» REQUIRED TASK
Return the full listing exactly as it is written.

--------------------------------

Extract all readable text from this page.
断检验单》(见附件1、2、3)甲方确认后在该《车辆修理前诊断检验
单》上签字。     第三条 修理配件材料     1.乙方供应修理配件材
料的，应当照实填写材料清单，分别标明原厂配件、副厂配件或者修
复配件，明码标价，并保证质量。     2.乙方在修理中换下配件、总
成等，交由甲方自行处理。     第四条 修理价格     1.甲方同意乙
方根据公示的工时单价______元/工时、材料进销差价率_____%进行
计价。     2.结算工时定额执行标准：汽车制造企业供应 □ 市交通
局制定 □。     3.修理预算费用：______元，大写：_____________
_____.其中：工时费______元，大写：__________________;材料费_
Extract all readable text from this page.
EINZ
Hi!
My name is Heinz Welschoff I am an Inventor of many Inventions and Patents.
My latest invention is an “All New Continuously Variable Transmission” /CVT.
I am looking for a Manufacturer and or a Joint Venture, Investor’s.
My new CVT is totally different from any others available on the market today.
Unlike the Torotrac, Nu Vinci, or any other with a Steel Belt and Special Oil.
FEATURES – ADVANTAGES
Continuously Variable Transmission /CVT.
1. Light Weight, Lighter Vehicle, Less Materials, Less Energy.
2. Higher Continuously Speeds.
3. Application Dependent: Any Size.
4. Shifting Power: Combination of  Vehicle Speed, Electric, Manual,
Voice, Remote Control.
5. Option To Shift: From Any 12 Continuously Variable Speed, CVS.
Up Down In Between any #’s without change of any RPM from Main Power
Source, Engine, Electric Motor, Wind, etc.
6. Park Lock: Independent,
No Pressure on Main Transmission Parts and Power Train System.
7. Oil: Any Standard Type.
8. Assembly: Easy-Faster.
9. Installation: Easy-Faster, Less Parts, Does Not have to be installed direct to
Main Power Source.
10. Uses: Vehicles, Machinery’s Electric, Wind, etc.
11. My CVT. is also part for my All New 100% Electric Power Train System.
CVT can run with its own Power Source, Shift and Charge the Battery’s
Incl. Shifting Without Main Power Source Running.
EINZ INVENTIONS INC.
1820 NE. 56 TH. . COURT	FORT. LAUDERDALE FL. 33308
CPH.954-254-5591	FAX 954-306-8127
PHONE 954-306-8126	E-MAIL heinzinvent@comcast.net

--------------------------------

» FINAL RESULT
Extract all readable text from this page.
断检验单》(见附件1、2、3)甲方确认后在该《车辆修理前诊断检验
单》上签字。     第三条 修理配件材料     1.乙方供应修理配件材
料的，应当照实填写材料清单，分别标明原厂配件、副厂配件或者修
复配件，明码标价，并保证质量。     2.乙方在修理中换下配件、总
成等，交由甲方自行处理。     第四条 修理价格     1.甲方同意乙
方根据公示的工时单价______元/工时、材料进销差价率_____%进行
计价。     2.结算工时定额执行标准：汽车制造企业供应 □ 市交通
局制定 □。     3.修理预算费用：______元，大写：_____________
_____.其中：工时费______元，大写：__________________;材料费_
Extract all readable text from this page.
EINZ
Hi!
My name is Heinz Welschoff I am an Inventor of many Inventions and Patents.
My latest invention is an “All New Continuously Variable Transmission” /CVT.
I am looking for a Manufacturer and or a Joint Venture, Investor’s.
My new CVT is totally different from any others available on the market today.
Unlike the Torotrac, Nu Vinci, or any other with a Steel Belt and Special Oil.
FEATURES – ADVANTAGES
Continuously Variable Transmission /CVT.
1. Light Weight, Lighter Vehicle, Less Materials, Less Energy.
2. Higher Continuously Speeds.
3. Application Dependent: Any Size.
4. Shifting Power: Combination of  Vehicle Speed, Electric, Manual,
Voice, Remote Control.
5. Option To Shift: From Any 12 Continuously Variable Speed, CVS.
Up Down In Between any #’s without change of any RPM from Main Power
Source, Engine, Electric Motor, Wind, etc.
6. Park Lock: Independent,
No Pressure on Main Transmission Parts and Power Train System.
7. Oil: Any Standard Type.
8. Assembly: Easy-Faster.
9. Installation: Easy-Faster, Less Parts, Does Not have to be installed direct to
Main Power Source.
10. Uses: Vehicles, Machinery’s Electric, Wind, etc.
11. My CVT. is also part for my All New 100% Electric Power Train System.
CVT can run with its own Power Source, Shift and Charge the Battery’s
Incl. Shifting Without Main Power Source Running.
EINZ INVENTIONS INC.
1820 NE. 56 TH. . COURT	FORT. LAUDERDALE FL. 33308
CPH.954-254-5591	FAX 954-306-8127
PHONE 954-306-8126	E-MAIL heinzinvent@comcast.net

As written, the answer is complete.